Stored items
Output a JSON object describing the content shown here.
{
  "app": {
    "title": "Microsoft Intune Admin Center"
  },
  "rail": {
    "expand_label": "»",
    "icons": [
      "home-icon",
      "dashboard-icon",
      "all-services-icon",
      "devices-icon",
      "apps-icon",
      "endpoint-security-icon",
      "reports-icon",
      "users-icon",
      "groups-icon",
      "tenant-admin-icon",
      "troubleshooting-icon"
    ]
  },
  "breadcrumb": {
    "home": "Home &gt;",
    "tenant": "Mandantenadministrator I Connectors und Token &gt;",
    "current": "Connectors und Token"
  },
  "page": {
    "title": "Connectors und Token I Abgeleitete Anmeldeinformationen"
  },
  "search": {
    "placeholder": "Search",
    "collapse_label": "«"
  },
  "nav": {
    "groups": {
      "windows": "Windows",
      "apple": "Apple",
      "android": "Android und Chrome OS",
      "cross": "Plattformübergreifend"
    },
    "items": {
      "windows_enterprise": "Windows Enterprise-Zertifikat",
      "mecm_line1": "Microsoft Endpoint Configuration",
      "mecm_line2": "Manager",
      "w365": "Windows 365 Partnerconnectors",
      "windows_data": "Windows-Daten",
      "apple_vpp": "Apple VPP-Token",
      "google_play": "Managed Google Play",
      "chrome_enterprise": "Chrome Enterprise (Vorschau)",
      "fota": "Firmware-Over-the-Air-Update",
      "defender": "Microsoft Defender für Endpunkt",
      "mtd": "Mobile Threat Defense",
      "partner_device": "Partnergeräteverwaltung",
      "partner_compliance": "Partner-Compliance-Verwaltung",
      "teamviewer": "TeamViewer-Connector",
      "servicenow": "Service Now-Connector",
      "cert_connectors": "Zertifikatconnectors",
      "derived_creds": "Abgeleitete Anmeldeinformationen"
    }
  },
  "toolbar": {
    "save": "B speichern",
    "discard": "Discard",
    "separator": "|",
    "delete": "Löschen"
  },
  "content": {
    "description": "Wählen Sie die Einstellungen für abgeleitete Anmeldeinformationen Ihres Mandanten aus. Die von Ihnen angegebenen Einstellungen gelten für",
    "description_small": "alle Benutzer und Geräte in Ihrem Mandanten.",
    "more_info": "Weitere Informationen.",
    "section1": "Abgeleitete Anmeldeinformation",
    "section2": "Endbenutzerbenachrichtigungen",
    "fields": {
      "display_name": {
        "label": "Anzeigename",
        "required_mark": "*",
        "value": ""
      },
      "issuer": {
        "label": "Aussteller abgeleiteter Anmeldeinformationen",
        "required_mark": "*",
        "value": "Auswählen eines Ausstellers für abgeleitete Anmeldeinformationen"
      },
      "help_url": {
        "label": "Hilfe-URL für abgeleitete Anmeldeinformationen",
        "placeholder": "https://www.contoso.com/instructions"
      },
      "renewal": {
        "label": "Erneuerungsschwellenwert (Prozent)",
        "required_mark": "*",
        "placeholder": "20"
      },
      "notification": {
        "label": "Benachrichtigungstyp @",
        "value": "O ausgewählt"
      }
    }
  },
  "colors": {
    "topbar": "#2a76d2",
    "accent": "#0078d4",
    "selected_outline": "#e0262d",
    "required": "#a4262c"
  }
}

§ **EXERCISE TASK**: Check each line of the records for the word "content" and extract those that contain it.

§ **OUTPUT FOR THIS EXERCISE**:
Output a JSON object describing the content shown here.
  "content": {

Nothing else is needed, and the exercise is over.